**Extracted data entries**
----------

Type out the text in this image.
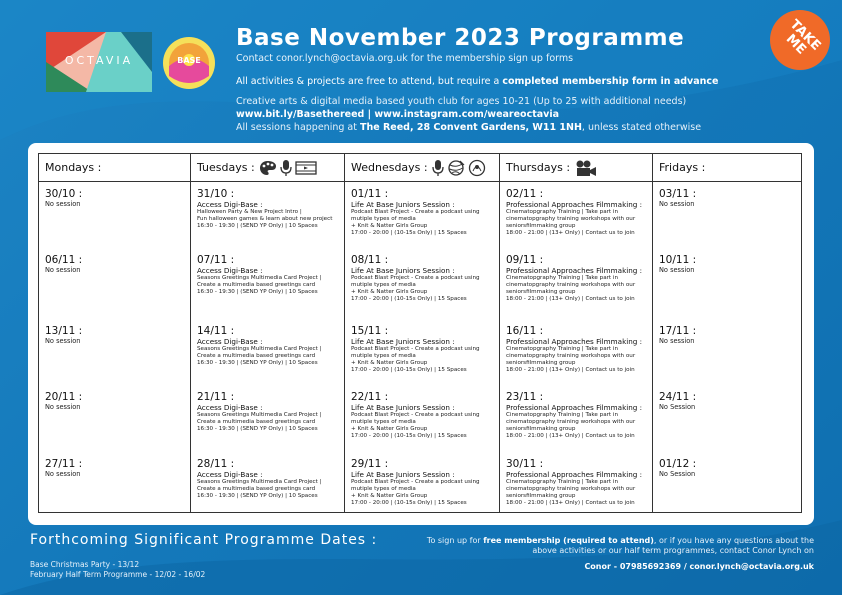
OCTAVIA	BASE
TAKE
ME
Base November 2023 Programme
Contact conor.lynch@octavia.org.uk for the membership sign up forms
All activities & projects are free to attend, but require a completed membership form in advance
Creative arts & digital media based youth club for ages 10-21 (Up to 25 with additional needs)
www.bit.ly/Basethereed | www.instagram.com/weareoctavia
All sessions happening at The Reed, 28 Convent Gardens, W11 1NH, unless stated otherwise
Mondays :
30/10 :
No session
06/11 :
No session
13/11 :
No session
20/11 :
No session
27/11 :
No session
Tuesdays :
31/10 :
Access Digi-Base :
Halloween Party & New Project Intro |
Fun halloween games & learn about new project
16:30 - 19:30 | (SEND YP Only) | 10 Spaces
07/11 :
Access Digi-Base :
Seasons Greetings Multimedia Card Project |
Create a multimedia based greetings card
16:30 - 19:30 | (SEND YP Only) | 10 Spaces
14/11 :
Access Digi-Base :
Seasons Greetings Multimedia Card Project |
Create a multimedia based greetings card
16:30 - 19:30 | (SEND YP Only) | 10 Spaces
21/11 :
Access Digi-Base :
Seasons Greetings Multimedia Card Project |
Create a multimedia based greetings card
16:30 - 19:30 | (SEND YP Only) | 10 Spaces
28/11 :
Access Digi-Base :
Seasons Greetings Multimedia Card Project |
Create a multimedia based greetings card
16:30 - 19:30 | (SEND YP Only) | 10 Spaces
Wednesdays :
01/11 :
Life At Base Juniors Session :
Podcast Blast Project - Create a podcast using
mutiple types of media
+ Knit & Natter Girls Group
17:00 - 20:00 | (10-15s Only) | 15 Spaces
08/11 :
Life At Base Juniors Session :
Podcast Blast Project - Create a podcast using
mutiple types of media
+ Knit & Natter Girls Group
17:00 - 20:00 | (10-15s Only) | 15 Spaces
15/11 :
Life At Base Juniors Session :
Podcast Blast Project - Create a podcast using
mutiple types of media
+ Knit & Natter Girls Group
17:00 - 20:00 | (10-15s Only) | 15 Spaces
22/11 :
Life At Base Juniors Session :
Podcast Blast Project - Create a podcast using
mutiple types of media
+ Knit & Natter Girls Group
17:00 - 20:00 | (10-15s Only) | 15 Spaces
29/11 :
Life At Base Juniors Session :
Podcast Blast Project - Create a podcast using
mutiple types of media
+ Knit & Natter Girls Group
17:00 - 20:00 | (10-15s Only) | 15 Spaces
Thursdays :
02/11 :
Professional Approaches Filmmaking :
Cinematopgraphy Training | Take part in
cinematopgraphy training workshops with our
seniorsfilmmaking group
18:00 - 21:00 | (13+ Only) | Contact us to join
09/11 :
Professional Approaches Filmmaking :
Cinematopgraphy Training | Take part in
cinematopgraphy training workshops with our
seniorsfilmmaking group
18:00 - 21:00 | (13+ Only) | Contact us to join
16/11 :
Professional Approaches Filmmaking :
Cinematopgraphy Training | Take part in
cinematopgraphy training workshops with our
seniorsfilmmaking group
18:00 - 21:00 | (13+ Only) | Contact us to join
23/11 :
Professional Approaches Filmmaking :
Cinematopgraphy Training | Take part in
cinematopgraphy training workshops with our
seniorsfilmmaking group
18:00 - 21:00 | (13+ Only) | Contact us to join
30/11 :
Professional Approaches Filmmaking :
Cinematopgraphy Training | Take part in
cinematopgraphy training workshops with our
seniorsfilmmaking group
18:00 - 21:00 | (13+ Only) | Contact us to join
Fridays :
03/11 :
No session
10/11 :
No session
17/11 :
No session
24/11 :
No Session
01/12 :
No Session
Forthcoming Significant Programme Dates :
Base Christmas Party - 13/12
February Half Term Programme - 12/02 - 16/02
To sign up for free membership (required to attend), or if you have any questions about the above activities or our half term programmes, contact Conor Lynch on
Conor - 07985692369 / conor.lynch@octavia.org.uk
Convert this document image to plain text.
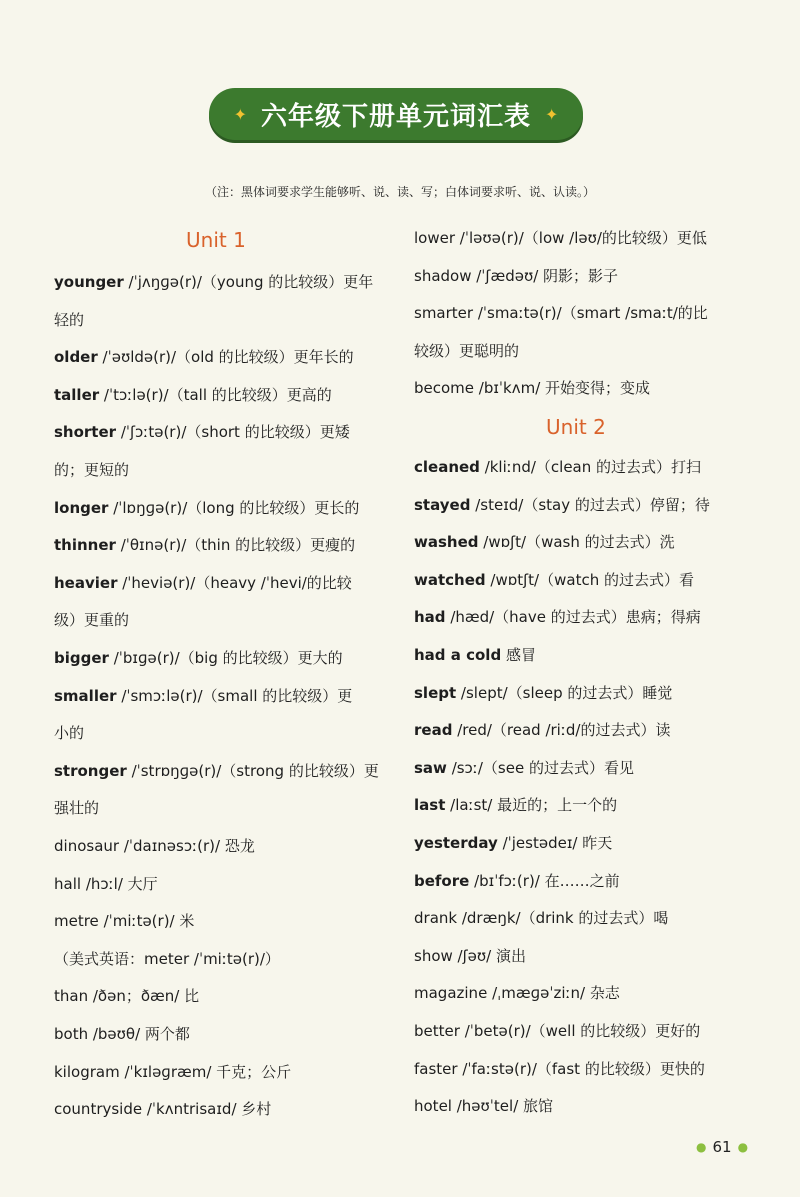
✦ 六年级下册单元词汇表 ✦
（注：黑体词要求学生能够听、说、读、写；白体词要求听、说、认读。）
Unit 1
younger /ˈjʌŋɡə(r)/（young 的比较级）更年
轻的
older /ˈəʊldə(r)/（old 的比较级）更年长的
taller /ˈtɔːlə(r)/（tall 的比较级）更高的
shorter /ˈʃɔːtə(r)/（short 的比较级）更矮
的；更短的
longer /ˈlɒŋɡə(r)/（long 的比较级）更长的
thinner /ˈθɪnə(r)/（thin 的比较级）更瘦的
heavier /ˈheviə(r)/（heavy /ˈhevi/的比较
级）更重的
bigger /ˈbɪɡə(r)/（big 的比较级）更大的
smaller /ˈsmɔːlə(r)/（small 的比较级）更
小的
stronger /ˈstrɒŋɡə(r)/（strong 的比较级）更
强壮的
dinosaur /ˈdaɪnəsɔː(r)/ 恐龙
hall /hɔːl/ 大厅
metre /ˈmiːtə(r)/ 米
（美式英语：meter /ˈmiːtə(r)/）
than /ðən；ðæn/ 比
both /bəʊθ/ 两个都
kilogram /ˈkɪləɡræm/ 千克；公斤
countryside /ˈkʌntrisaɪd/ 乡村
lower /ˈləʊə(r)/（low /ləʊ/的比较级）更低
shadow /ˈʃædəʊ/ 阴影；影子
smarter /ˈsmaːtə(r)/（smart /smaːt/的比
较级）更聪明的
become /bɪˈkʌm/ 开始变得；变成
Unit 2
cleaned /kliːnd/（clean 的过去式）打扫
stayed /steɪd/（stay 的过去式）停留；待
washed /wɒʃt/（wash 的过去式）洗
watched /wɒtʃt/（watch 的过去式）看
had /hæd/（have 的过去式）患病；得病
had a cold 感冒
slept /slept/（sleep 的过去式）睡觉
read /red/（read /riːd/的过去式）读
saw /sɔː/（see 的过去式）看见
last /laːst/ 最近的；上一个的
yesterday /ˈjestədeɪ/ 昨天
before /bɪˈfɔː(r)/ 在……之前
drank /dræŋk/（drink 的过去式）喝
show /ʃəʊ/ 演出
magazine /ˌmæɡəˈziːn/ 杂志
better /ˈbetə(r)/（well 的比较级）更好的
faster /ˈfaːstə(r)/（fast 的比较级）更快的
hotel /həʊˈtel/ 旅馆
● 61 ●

----------

**TASK DETAILS**
Repeat the records above exactly, leaving out the pictures.

**ANSWER FOR THE TASK**
Type out the text in this image.
OCTAVIA	BASE
TAKE
ME
Base November 2023 Programme
Contact conor.lynch@octavia.org.uk for the membership sign up forms
All activities & projects are free to attend, but require a completed membership form in advance
Creative arts & digital media based youth club for ages 10-21 (Up to 25 with additional needs)
www.bit.ly/Basethereed | www.instagram.com/weareoctavia
All sessions happening at The Reed, 28 Convent Gardens, W11 1NH, unless stated otherwise
Mondays :
30/10 :
No session
06/11 :
No session
13/11 :
No session
20/11 :
No session
27/11 :
No session
Tuesdays :
31/10 :
Access Digi-Base :
Halloween Party & New Project Intro |
Fun halloween games & learn about new project
16:30 - 19:30 | (SEND YP Only) | 10 Spaces
07/11 :
Access Digi-Base :
Seasons Greetings Multimedia Card Project |
Create a multimedia based greetings card
16:30 - 19:30 | (SEND YP Only) | 10 Spaces
14/11 :
Access Digi-Base :
Seasons Greetings Multimedia Card Project |
Create a multimedia based greetings card
16:30 - 19:30 | (SEND YP Only) | 10 Spaces
21/11 :
Access Digi-Base :
Seasons Greetings Multimedia Card Project |
Create a multimedia based greetings card
16:30 - 19:30 | (SEND YP Only) | 10 Spaces
28/11 :
Access Digi-Base :
Seasons Greetings Multimedia Card Project |
Create a multimedia based greetings card
16:30 - 19:30 | (SEND YP Only) | 10 Spaces
Wednesdays :
01/11 :
Life At Base Juniors Session :
Podcast Blast Project - Create a podcast using
mutiple types of media
+ Knit & Natter Girls Group
17:00 - 20:00 | (10-15s Only) | 15 Spaces
08/11 :
Life At Base Juniors Session :
Podcast Blast Project - Create a podcast using
mutiple types of media
+ Knit & Natter Girls Group
17:00 - 20:00 | (10-15s Only) | 15 Spaces
15/11 :
Life At Base Juniors Session :
Podcast Blast Project - Create a podcast using
mutiple types of media
+ Knit & Natter Girls Group
17:00 - 20:00 | (10-15s Only) | 15 Spaces
22/11 :
Life At Base Juniors Session :
Podcast Blast Project - Create a podcast using
mutiple types of media
+ Knit & Natter Girls Group
17:00 - 20:00 | (10-15s Only) | 15 Spaces
29/11 :
Life At Base Juniors Session :
Podcast Blast Project - Create a podcast using
mutiple types of media
+ Knit & Natter Girls Group
17:00 - 20:00 | (10-15s Only) | 15 Spaces
Thursdays :
02/11 :
Professional Approaches Filmmaking :
Cinematopgraphy Training | Take part in
cinematopgraphy training workshops with our
seniorsfilmmaking group
18:00 - 21:00 | (13+ Only) | Contact us to join
09/11 :
Professional Approaches Filmmaking :
Cinematopgraphy Training | Take part in
cinematopgraphy training workshops with our
seniorsfilmmaking group
18:00 - 21:00 | (13+ Only) | Contact us to join
16/11 :
Professional Approaches Filmmaking :
Cinematopgraphy Training | Take part in
cinematopgraphy training workshops with our
seniorsfilmmaking group
18:00 - 21:00 | (13+ Only) | Contact us to join
23/11 :
Professional Approaches Filmmaking :
Cinematopgraphy Training | Take part in
cinematopgraphy training workshops with our
seniorsfilmmaking group
18:00 - 21:00 | (13+ Only) | Contact us to join
30/11 :
Professional Approaches Filmmaking :
Cinematopgraphy Training | Take part in
cinematopgraphy training workshops with our
seniorsfilmmaking group
18:00 - 21:00 | (13+ Only) | Contact us to join
Fridays :
03/11 :
No session
10/11 :
No session
17/11 :
No session
24/11 :
No Session
01/12 :
No Session
Forthcoming Significant Programme Dates :
Base Christmas Party - 13/12
February Half Term Programme - 12/02 - 16/02
To sign up for free membership (required to attend), or if you have any questions about the above activities or our half term programmes, contact Conor Lynch on
Conor - 07985692369 / conor.lynch@octavia.org.uk
Convert this document image to plain text.
✦ 六年级下册单元词汇表 ✦
（注：黑体词要求学生能够听、说、读、写；白体词要求听、说、认读。）
Unit 1
younger /ˈjʌŋɡə(r)/（young 的比较级）更年
轻的
older /ˈəʊldə(r)/（old 的比较级）更年长的
taller /ˈtɔːlə(r)/（tall 的比较级）更高的
shorter /ˈʃɔːtə(r)/（short 的比较级）更矮
的；更短的
longer /ˈlɒŋɡə(r)/（long 的比较级）更长的
thinner /ˈθɪnə(r)/（thin 的比较级）更瘦的
heavier /ˈheviə(r)/（heavy /ˈhevi/的比较
级）更重的
bigger /ˈbɪɡə(r)/（big 的比较级）更大的
smaller /ˈsmɔːlə(r)/（small 的比较级）更
小的
stronger /ˈstrɒŋɡə(r)/（strong 的比较级）更
强壮的
dinosaur /ˈdaɪnəsɔː(r)/ 恐龙
hall /hɔːl/ 大厅
metre /ˈmiːtə(r)/ 米
（美式英语：meter /ˈmiːtə(r)/）
than /ðən；ðæn/ 比
both /bəʊθ/ 两个都
kilogram /ˈkɪləɡræm/ 千克；公斤
countryside /ˈkʌntrisaɪd/ 乡村
lower /ˈləʊə(r)/（low /ləʊ/的比较级）更低
shadow /ˈʃædəʊ/ 阴影；影子
smarter /ˈsmaːtə(r)/（smart /smaːt/的比
较级）更聪明的
become /bɪˈkʌm/ 开始变得；变成
Unit 2
cleaned /kliːnd/（clean 的过去式）打扫
stayed /steɪd/（stay 的过去式）停留；待
washed /wɒʃt/（wash 的过去式）洗
watched /wɒtʃt/（watch 的过去式）看
had /hæd/（have 的过去式）患病；得病
had a cold 感冒
slept /slept/（sleep 的过去式）睡觉
read /red/（read /riːd/的过去式）读
saw /sɔː/（see 的过去式）看见
last /laːst/ 最近的；上一个的
yesterday /ˈjestədeɪ/ 昨天
before /bɪˈfɔː(r)/ 在……之前
drank /dræŋk/（drink 的过去式）喝
show /ʃəʊ/ 演出
magazine /ˌmæɡəˈziːn/ 杂志
better /ˈbetə(r)/（well 的比较级）更好的
faster /ˈfaːstə(r)/（fast 的比较级）更快的
hotel /həʊˈtel/ 旅馆
● 61 ●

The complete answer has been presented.